Record extracts:
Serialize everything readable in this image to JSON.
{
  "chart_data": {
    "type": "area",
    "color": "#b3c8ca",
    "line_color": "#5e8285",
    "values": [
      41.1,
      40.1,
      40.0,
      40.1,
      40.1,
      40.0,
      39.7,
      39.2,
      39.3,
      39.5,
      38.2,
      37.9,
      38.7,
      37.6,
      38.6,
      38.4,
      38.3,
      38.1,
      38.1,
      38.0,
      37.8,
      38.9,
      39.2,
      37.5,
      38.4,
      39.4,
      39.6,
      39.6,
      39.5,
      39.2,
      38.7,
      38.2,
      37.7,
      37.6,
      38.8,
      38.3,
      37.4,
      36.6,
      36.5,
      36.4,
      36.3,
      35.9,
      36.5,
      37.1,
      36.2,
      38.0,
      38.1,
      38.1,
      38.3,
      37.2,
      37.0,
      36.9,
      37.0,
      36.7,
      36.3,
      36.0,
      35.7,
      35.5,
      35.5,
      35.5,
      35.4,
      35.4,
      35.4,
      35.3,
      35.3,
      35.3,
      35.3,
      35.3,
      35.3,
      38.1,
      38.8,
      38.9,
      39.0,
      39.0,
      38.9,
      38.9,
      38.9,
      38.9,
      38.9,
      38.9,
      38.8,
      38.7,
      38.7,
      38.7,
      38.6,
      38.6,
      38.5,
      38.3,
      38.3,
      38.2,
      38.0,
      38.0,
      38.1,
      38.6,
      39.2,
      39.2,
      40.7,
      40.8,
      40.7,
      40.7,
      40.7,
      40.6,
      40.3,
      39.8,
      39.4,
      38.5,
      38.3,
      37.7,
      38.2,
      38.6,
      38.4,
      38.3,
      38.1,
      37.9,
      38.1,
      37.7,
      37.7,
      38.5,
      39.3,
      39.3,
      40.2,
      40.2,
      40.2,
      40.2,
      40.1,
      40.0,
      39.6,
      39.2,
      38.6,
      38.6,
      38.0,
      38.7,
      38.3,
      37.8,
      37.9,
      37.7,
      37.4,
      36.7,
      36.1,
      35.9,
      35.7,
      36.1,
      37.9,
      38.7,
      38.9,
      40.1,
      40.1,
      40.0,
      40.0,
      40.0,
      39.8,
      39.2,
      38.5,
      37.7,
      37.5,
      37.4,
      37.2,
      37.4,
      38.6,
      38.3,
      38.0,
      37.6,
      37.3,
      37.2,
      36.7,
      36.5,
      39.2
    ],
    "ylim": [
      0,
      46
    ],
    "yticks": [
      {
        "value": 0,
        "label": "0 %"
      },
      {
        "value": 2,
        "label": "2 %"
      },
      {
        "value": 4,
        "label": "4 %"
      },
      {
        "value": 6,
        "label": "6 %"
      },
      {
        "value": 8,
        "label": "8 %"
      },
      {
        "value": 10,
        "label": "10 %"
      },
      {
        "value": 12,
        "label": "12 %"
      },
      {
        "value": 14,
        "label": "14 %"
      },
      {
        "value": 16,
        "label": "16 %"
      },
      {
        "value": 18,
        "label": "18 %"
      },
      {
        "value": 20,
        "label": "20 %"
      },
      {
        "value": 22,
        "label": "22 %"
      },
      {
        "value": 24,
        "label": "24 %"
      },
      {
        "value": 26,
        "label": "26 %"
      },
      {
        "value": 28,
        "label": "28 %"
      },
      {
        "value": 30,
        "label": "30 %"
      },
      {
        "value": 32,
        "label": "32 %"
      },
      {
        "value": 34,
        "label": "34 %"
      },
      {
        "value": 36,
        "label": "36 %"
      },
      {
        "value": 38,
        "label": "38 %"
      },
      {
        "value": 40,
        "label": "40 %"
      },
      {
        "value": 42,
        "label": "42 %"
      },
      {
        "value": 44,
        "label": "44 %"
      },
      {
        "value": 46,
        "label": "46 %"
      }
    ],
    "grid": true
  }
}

What the task asks: Copy out each record, keeping every word as it is.

Final answer:
Serialize everything readable in this image to JSON.
{
  "chart_data": {
    "type": "area",
    "color": "#b3c8ca",
    "line_color": "#5e8285",
    "values": [
      41.1,
      40.1,
      40.0,
      40.1,
      40.1,
      40.0,
      39.7,
      39.2,
      39.3,
      39.5,
      38.2,
      37.9,
      38.7,
      37.6,
      38.6,
      38.4,
      38.3,
      38.1,
      38.1,
      38.0,
      37.8,
      38.9,
      39.2,
      37.5,
      38.4,
      39.4,
      39.6,
      39.6,
      39.5,
      39.2,
      38.7,
      38.2,
      37.7,
      37.6,
      38.8,
      38.3,
      37.4,
      36.6,
      36.5,
      36.4,
      36.3,
      35.9,
      36.5,
      37.1,
      36.2,
      38.0,
      38.1,
      38.1,
      38.3,
      37.2,
      37.0,
      36.9,
      37.0,
      36.7,
      36.3,
      36.0,
      35.7,
      35.5,
      35.5,
      35.5,
      35.4,
      35.4,
      35.4,
      35.3,
      35.3,
      35.3,
      35.3,
      35.3,
      35.3,
      38.1,
      38.8,
      38.9,
      39.0,
      39.0,
      38.9,
      38.9,
      38.9,
      38.9,
      38.9,
      38.9,
      38.8,
      38.7,
      38.7,
      38.7,
      38.6,
      38.6,
      38.5,
      38.3,
      38.3,
      38.2,
      38.0,
      38.0,
      38.1,
      38.6,
      39.2,
      39.2,
      40.7,
      40.8,
      40.7,
      40.7,
      40.7,
      40.6,
      40.3,
      39.8,
      39.4,
      38.5,
      38.3,
      37.7,
      38.2,
      38.6,
      38.4,
      38.3,
      38.1,
      37.9,
      38.1,
      37.7,
      37.7,
      38.5,
      39.3,
      39.3,
      40.2,
      40.2,
      40.2,
      40.2,
      40.1,
      40.0,
      39.6,
      39.2,
      38.6,
      38.6,
      38.0,
      38.7,
      38.3,
      37.8,
      37.9,
      37.7,
      37.4,
      36.7,
      36.1,
      35.9,
      35.7,
      36.1,
      37.9,
      38.7,
      38.9,
      40.1,
      40.1,
      40.0,
      40.0,
      40.0,
      39.8,
      39.2,
      38.5,
      37.7,
      37.5,
      37.4,
      37.2,
      37.4,
      38.6,
      38.3,
      38.0,
      37.6,
      37.3,
      37.2,
      36.7,
      36.5,
      39.2
    ],
    "ylim": [
      0,
      46
    ],
    "yticks": [
      {
        "value": 0,
        "label": "0 %"
      },
      {
        "value": 2,
        "label": "2 %"
      },
      {
        "value": 4,
        "label": "4 %"
      },
      {
        "value": 6,
        "label": "6 %"
      },
      {
        "value": 8,
        "label": "8 %"
      },
      {
        "value": 10,
        "label": "10 %"
      },
      {
        "value": 12,
        "label": "12 %"
      },
      {
        "value": 14,
        "label": "14 %"
      },
      {
        "value": 16,
        "label": "16 %"
      },
      {
        "value": 18,
        "label": "18 %"
      },
      {
        "value": 20,
        "label": "20 %"
      },
      {
        "value": 22,
        "label": "22 %"
      },
      {
        "value": 24,
        "label": "24 %"
      },
      {
        "value": 26,
        "label": "26 %"
      },
      {
        "value": 28,
        "label": "28 %"
      },
      {
        "value": 30,
        "label": "30 %"
      },
      {
        "value": 32,
        "label": "32 %"
      },
      {
        "value": 34,
        "label": "34 %"
      },
      {
        "value": 36,
        "label": "36 %"
      },
      {
        "value": 38,
        "label": "38 %"
      },
      {
        "value": 40,
        "label": "40 %"
      },
      {
        "value": 42,
        "label": "42 %"
      },
      {
        "value": 44,
        "label": "44 %"
      },
      {
        "value": 46,
        "label": "46 %"
      }
    ],
    "grid": true
  }
}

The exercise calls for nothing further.